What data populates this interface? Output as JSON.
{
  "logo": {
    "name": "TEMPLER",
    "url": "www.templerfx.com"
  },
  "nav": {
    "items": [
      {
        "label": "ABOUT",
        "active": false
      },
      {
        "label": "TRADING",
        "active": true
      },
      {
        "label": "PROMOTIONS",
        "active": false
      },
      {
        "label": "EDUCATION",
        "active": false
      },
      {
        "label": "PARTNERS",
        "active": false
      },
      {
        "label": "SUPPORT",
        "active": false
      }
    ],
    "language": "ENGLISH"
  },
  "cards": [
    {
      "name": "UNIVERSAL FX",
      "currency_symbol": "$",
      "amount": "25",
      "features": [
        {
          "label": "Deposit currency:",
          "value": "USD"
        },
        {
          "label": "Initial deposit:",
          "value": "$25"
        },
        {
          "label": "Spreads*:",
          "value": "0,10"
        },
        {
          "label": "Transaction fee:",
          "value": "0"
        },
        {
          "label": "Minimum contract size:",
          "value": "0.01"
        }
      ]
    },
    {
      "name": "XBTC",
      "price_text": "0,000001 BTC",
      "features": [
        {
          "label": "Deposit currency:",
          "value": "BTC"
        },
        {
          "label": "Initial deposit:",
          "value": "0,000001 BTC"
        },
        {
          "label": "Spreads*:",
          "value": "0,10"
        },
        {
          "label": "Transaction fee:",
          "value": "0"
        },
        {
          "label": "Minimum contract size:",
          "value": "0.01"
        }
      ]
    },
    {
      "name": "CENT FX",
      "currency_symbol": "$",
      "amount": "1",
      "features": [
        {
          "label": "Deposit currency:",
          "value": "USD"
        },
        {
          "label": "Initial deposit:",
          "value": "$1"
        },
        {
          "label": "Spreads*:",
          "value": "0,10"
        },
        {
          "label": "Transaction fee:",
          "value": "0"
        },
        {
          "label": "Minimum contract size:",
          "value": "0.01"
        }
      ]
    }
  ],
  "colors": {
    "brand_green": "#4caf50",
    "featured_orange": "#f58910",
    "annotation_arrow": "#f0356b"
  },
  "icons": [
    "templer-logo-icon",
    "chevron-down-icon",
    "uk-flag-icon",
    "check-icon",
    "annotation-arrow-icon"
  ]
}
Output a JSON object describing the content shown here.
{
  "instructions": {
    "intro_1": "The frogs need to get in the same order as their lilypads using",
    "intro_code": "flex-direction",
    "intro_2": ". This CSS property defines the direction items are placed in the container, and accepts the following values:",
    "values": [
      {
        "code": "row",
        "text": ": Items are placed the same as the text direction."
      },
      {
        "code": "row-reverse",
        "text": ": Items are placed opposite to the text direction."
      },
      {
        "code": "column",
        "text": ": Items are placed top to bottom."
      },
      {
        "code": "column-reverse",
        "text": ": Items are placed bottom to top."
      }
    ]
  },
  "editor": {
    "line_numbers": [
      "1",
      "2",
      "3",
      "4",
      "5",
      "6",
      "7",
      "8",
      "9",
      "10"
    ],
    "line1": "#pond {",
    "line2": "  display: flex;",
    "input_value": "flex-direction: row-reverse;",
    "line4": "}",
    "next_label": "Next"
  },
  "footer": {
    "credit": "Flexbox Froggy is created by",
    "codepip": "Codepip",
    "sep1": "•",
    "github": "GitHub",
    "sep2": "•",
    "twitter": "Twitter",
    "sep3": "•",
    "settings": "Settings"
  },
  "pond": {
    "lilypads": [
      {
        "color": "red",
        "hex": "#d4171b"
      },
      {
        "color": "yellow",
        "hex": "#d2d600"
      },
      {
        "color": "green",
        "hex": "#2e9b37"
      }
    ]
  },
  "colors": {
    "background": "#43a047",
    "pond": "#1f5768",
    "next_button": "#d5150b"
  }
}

────────────────────────────────────────

Choose all lines containing the string "Output" and copy them out.

What data populates this interface? Output as JSON.
Output a JSON object describing the content shown here.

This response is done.